MATERIAL FOR THIS EXERCISE:
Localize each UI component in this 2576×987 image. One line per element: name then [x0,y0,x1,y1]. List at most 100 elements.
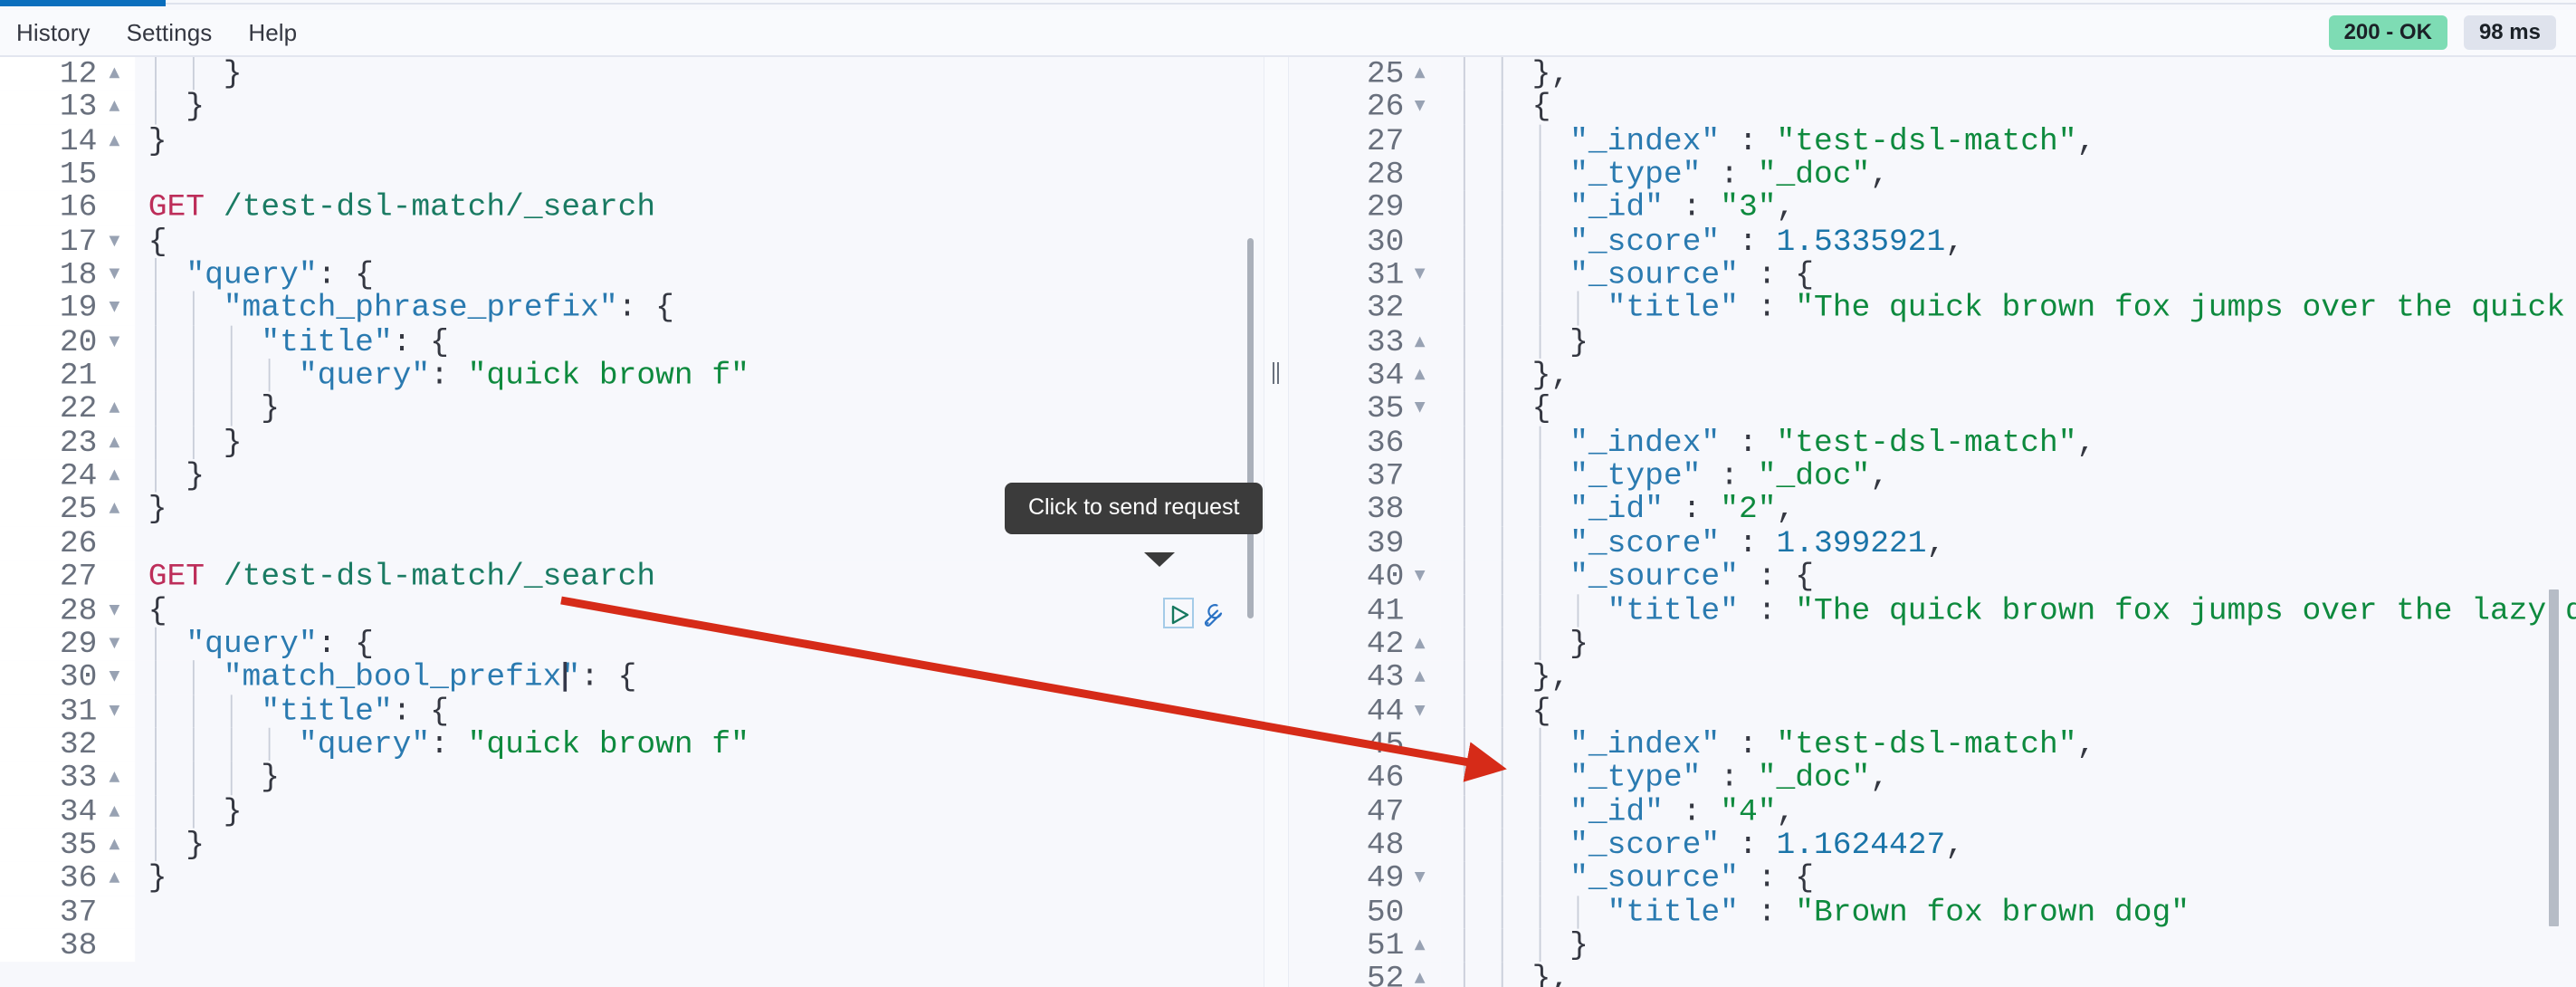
code-line[interactable]: 36 ▴} [0,861,1264,896]
code-line[interactable]: 48 "_score" : 1.1624427, [1289,828,2576,862]
fold-up-icon[interactable]: ▴ [104,762,126,795]
code-line[interactable]: 35 ▴ } [0,828,1264,862]
fold-down-icon[interactable]: ▾ [1409,392,1431,426]
fold-up-icon[interactable]: ▴ [1409,660,1431,694]
code-line[interactable]: 21 "query": "quick brown f" [0,359,1264,392]
code-line[interactable]: 25 ▴ }, [1289,57,2576,91]
code-line[interactable]: 23 ▴ } [0,426,1264,459]
code-line[interactable]: 50 "title" : "Brown fox brown dog" [1289,895,2576,929]
code-line[interactable]: 28 "_type" : "_doc", [1289,157,2576,191]
code-line[interactable]: 30 ▾ "match_bool_prefix": { [0,660,1264,694]
menu-item-help[interactable]: Help [248,15,297,51]
fold-up-icon[interactable]: ▴ [1409,325,1431,359]
code-line[interactable]: 20 ▾ "title": { [0,325,1264,359]
fold-up-icon[interactable]: ▴ [104,392,126,426]
fold-up-icon[interactable]: ▴ [1409,359,1431,392]
code-line[interactable]: 34 ▴ }, [1289,359,2576,392]
fold-down-icon[interactable]: ▾ [104,325,126,359]
fold-up-icon[interactable]: ▴ [104,829,126,862]
code-line[interactable]: 12 ▴ } [0,57,1264,91]
token-punc: : [1701,457,1758,494]
pane-splitter-handle[interactable] [1271,362,1282,384]
code-line[interactable]: 38 [0,928,1264,963]
code-line[interactable]: 15 [0,157,1264,191]
menu-item-history[interactable]: History [16,15,91,51]
fold-up-icon[interactable]: ▴ [1409,57,1431,91]
code-line[interactable]: 33 ▴ } [1289,325,2576,359]
code-line[interactable]: 47 "_id" : "4", [1289,792,2576,829]
code-line[interactable]: 33 ▴ } [0,759,1264,796]
response-vertical-scrollbar[interactable] [2549,589,2559,926]
code-line[interactable]: 14 ▴} [0,123,1264,158]
code-line[interactable]: 26 ▾ { [1289,90,2576,124]
code-line[interactable]: 51 ▴ } [1289,928,2576,963]
code-line[interactable]: 39 "_score" : 1.399221, [1289,526,2576,560]
code-line[interactable]: 40 ▾ "_source" : { [1289,560,2576,593]
code-line[interactable]: 52 ▴ }, [1289,962,2576,987]
code-line[interactable]: 27 "_index" : "test-dsl-match", [1289,123,2576,158]
request-actions-wrench-button[interactable] [1199,601,1226,628]
response-viewer-pane[interactable]: 25 ▴ }, 26 ▾ {27 "_index" : "test-dsl-match… [1289,57,2576,987]
code-line[interactable]: 44 ▾ { [1289,694,2576,728]
fold-up-icon[interactable]: ▴ [104,426,126,459]
request-horizontal-scrollbar[interactable] [0,977,1264,987]
token-key: "match_phrase_prefix" [223,290,618,327]
fold-down-icon[interactable]: ▾ [104,660,126,694]
code-line[interactable]: 31 ▾ "_source" : { [1289,258,2576,292]
code-text: "_source" : { [1440,861,2576,896]
code-line[interactable]: 42 ▴ } [1289,627,2576,660]
fold-down-icon[interactable]: ▾ [1409,91,1431,124]
code-line[interactable]: 43 ▴ }, [1289,660,2576,694]
fold-down-icon[interactable]: ▾ [104,627,126,660]
fold-up-icon[interactable]: ▴ [104,862,126,896]
code-line[interactable]: 49 ▾ "_source" : { [1289,861,2576,896]
code-line[interactable]: 18 ▾ "query": { [0,258,1264,292]
code-line[interactable]: 27 GET /test-dsl-match/_search [0,560,1264,593]
token-punc: } [148,759,281,796]
menu-item-settings[interactable]: Settings [127,15,213,51]
code-line[interactable]: 17 ▾ { [0,224,1264,258]
fold-up-icon[interactable]: ▴ [104,459,126,493]
code-line[interactable]: 46 "_type" : "_doc", [1289,761,2576,795]
fold-up-icon[interactable]: ▴ [104,493,126,526]
code-line[interactable]: 29 "_id" : "3", [1289,190,2576,225]
response-code-area[interactable]: 25 ▴ }, 26 ▾ {27 "_index" : "test-dsl-match… [1289,57,2576,987]
fold-down-icon[interactable]: ▾ [1409,560,1431,593]
fold-up-icon[interactable]: ▴ [104,57,126,91]
fold-down-icon[interactable]: ▾ [104,694,126,727]
fold-down-icon[interactable]: ▾ [1409,258,1431,292]
code-line[interactable]: 32 "query": "quick brown f" [0,727,1264,762]
fold-down-icon[interactable]: ▾ [1409,862,1431,896]
code-line[interactable]: 22 ▴ } [0,392,1264,426]
fold-up-icon[interactable]: ▴ [104,795,126,829]
request-vertical-scrollbar[interactable] [1247,238,1254,618]
fold-down-icon[interactable]: ▾ [104,258,126,292]
code-line[interactable]: 36 "_index" : "test-dsl-match", [1289,426,2576,459]
fold-up-icon[interactable]: ▴ [1409,929,1431,963]
code-line[interactable]: 19 ▾ "match_phrase_prefix": { [0,292,1264,325]
fold-down-icon[interactable]: ▾ [1409,694,1431,727]
code-line[interactable]: 31 ▾ "title": { [0,694,1264,728]
code-line[interactable]: 35 ▾ { [1289,392,2576,426]
code-line[interactable]: 28 ▾ { [0,593,1264,627]
code-line[interactable]: 41 "title" : "The quick brown fox jumps … [1289,593,2576,627]
token-punc: , [1776,792,1796,829]
fold-up-icon[interactable]: ▴ [1409,627,1431,660]
code-line[interactable]: 13 ▴ } [0,90,1264,124]
code-line[interactable]: 34 ▴ } [0,794,1264,829]
fold-down-icon[interactable]: ▾ [104,593,126,627]
code-line[interactable]: 45 "_index" : "test-dsl-match", [1289,727,2576,762]
fold-down-icon[interactable]: ▾ [104,292,126,325]
code-line[interactable]: 38 "_id" : "2", [1289,493,2576,526]
fold-up-icon[interactable]: ▴ [104,124,126,158]
fold-up-icon[interactable]: ▴ [104,91,126,124]
send-request-play-button[interactable] [1163,598,1194,628]
code-line[interactable]: 37 "_type" : "_doc", [1289,459,2576,493]
code-line[interactable]: 37 [0,895,1264,929]
fold-down-icon[interactable]: ▾ [104,225,126,258]
fold-up-icon[interactable]: ▴ [1409,963,1431,987]
code-line[interactable]: 16 GET /test-dsl-match/_search [0,190,1264,225]
code-line[interactable]: 29 ▾ "query": { [0,627,1264,660]
code-line[interactable]: 30 "_score" : 1.5335921, [1289,224,2576,258]
code-line[interactable]: 32 "title" : "The quick brown fox jumps … [1289,292,2576,325]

PROBLEM: Which lines in the items above contain the string "quick"? Locate each one and copy it out in full.

RESPONSE:
code-line[interactable]: 21 "query": "quick brown f" [0,359,1264,392]
code-line[interactable]: 32 "query": "quick brown f" [0,727,1264,762]
code-line[interactable]: 41 "title" : "The quick brown fox jumps … [1289,593,2576,627]
code-line[interactable]: 32 "title" : "The quick brown fox jumps … [1289,292,2576,325]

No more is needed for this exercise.